- やること -
クレイジージャーニーの感想文の「https://youtu.be/QcA7P3xazdE」から「シャルではワクワクしました。」までを、「佐藤健寿さん」を「佐藤さん」に差し替えて書き直してください。

- 本文 -

(*  ̄▽ ̄)v- 流れ旅の前にフォルダを空けるためにクレイジージャーニーいっとこう。テーマ曲が癖になりますね。出典は映画「スラムドッグ・ミリオネア」で、インドミュージックかっけぇ。土俗的かつオサレです。


https://youtu.be/QcA7P3xazdE 


 来たわ奇界遺産の人。世界各地のトンデモだったり怪しかったりする景色を撮り続けるフォトグラファー・佐藤健寿さんが、今回は南太平洋のバヌアツ共和国に行かれてました。

 佐藤健寿さんはイエティ伝説を求めてヒマラヤにも行かれてて、その著書で知りました。そこでは地底世界シャンバラにも言及されていて、昭和オカルトブームが基礎教養だった世代にはたまらんですばい。クレイジージャーニーでは前に米国の砂漠で開かれる「バーニングマン」って巨大なアートイベントを取材されていて、ついでに寄ったのがエリア51でたぎりました(笑)  今も規制線に近づくと謎の車が警告のように現れるんすね。矢追純一御大の木曜スペシャルではワクワクしました。

( ;  ゜▽  ゚ )v- さて今回は?と思って見てたらウワアアアアア諸星大二郎御大の「マッドメン」きたーーーーーーー!! これはパプアニューギニアを舞台にしたお話で、諸星御大は最近すっかり丸くなられたけど昔は血沸き肉躍る土俗的な作品が多かったです。


 宗教学・民俗学の分野には「積荷信仰」というものがあり、祖霊や異界から来る神さまが飛行機(飛翔体)でやって来て恵みをもたらすというものだそう。

(* ̄ー ̄)v- 多いのはメラネシアと呼ばれる海域で、ミクロネシアとポリネシアに接する諸島域。パプアニューギニア・バヌアツ・フィジー等を指し、黒い肌の人々が暮らすところ。その辺りは大戦中は英国とフランスの共同統治領になっていて、今もニューカレドニアにはフランス領がある。その島々では白人が飛行機で富(積荷=カーゴ)を運んでくると信じ、それを待ち望む信仰があったそうです。

- 提供一覧 -
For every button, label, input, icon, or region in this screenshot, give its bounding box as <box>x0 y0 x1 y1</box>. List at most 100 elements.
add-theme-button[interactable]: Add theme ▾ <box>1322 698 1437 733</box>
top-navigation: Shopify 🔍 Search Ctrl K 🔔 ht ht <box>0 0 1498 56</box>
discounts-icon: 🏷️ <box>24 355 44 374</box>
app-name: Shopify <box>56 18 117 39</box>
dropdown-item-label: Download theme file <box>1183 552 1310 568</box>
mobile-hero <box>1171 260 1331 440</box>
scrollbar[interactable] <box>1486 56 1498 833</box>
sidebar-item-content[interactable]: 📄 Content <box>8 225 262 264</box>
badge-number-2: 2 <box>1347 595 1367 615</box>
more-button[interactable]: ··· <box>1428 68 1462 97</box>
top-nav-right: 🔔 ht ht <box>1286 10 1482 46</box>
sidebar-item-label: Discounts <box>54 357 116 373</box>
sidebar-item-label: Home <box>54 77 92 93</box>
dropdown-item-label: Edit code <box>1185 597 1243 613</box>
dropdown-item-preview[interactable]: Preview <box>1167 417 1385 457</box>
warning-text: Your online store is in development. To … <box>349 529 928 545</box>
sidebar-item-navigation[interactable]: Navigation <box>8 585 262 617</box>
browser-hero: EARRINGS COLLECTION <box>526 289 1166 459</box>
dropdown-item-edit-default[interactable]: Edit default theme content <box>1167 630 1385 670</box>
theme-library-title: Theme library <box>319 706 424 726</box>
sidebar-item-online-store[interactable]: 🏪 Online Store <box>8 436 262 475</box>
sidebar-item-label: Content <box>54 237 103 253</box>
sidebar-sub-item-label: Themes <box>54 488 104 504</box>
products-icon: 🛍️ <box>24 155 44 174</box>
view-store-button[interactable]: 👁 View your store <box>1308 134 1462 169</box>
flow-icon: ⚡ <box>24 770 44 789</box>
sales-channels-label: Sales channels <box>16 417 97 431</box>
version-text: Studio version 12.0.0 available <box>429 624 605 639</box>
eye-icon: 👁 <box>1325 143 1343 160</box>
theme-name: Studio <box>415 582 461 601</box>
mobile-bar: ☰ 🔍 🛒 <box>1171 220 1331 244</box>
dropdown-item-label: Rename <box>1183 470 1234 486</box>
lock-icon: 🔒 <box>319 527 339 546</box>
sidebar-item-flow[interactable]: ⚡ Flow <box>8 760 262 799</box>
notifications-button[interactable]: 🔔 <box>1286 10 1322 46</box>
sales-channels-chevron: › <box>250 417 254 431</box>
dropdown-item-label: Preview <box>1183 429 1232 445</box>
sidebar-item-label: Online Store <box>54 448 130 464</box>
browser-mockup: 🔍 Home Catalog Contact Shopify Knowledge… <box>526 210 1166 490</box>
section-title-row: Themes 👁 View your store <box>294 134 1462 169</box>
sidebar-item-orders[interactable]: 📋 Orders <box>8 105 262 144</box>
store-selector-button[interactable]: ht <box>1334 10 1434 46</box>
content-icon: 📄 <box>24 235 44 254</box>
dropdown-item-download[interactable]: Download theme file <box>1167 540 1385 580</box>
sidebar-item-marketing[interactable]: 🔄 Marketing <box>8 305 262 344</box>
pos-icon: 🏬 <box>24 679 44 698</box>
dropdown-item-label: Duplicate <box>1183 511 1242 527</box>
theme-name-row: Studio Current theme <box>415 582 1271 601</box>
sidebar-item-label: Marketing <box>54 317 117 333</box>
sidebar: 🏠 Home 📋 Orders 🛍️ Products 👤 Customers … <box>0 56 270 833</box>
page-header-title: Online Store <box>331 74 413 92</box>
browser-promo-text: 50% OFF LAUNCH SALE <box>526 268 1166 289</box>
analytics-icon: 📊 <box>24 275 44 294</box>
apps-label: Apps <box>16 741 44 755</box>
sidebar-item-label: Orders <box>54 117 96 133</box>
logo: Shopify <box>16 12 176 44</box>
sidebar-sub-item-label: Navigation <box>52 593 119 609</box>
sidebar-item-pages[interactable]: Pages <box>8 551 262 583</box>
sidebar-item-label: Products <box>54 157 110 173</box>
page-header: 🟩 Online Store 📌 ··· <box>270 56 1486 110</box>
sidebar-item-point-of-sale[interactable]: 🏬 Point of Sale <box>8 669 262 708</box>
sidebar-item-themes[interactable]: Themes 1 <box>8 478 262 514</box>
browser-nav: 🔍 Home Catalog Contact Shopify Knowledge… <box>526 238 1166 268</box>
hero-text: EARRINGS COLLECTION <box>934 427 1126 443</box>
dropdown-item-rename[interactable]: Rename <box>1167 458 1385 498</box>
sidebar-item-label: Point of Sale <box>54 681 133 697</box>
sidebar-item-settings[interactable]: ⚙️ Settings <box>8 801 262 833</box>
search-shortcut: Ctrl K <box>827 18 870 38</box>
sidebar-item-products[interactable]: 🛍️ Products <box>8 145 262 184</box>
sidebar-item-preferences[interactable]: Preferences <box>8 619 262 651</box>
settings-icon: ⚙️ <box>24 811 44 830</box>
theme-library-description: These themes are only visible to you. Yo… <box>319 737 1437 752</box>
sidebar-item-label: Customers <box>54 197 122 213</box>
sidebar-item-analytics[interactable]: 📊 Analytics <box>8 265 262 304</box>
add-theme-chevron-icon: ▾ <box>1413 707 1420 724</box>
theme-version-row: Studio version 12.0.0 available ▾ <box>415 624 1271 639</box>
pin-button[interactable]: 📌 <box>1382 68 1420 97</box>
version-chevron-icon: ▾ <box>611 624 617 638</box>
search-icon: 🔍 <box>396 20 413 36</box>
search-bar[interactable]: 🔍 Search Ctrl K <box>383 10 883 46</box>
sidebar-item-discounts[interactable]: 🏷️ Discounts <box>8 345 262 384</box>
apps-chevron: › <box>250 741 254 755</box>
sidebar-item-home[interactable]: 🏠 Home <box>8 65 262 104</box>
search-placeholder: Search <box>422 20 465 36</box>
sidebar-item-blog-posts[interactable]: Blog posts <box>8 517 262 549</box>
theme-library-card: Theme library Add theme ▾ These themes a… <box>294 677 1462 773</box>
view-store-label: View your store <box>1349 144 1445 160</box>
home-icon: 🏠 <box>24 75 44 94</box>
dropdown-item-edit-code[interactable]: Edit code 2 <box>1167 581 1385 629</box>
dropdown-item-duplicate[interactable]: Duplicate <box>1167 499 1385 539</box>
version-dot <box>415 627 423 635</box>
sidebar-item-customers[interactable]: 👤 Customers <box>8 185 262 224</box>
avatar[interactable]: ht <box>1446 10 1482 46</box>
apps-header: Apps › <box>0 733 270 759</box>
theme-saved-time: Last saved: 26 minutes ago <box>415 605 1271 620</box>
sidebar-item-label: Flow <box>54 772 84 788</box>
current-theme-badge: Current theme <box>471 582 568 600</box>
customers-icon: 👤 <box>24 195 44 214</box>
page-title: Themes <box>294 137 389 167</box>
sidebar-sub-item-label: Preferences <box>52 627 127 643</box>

* * *

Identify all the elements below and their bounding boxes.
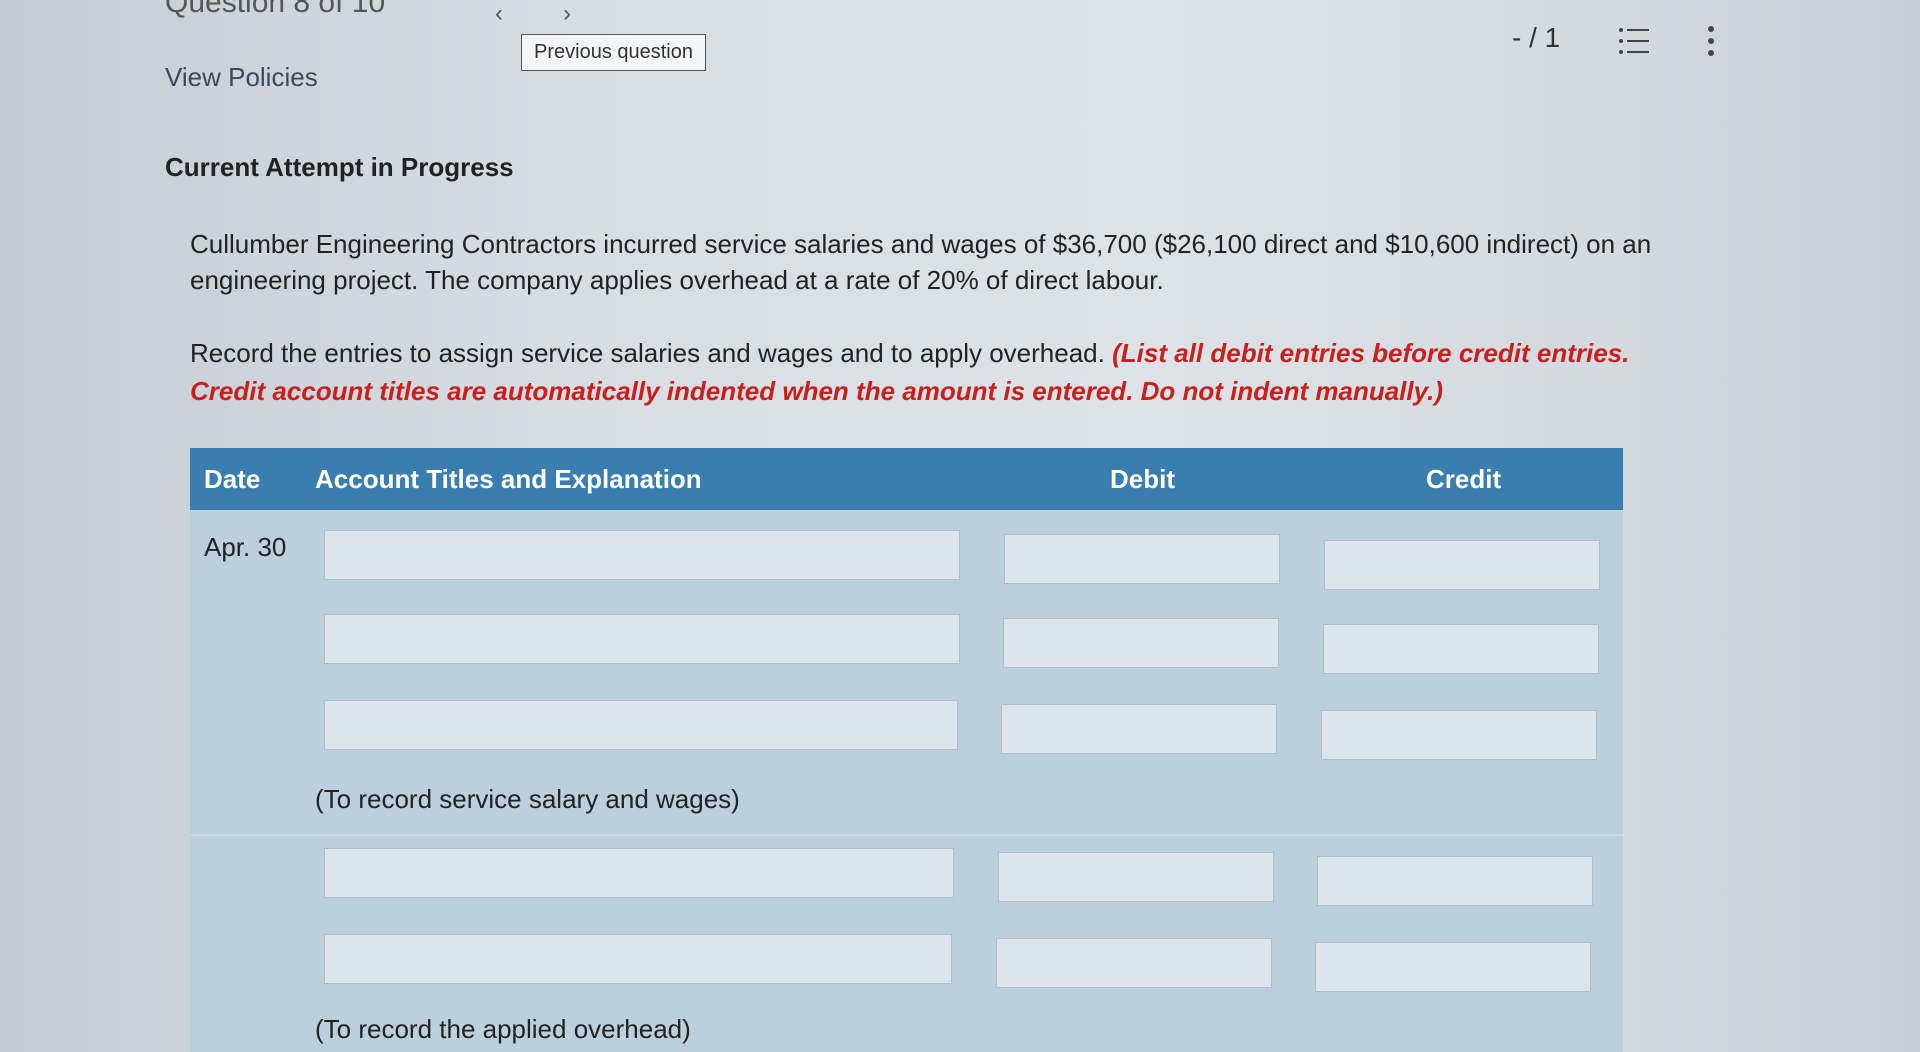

- 解答例 -
https://youtu.be/QcA7P3xazdE 


 来たわ奇界遺産の人。世界各地のトンデモだったり怪しかったりする景色を撮り続けるフォトグラファー・佐藤さんが、今回は南太平洋のバヌアツ共和国に行かれてました。

 佐藤さんはイエティ伝説を求めてヒマラヤにも行かれてて、その著書で知りました。そこでは地底世界シャンバラにも言及されていて、昭和オカルトブームが基礎教養だった世代にはたまらんですばい。クレイジージャーニーでは前に米国の砂漠で開かれる「バーニングマン」って巨大なアートイベントを取材されていて、ついでに寄ったのがエリア51でたぎりました(笑)  今も規制線に近づくと謎の車が警告のように現れるんすね。矢追純一御大の木曜スペシャルではワクワクしました。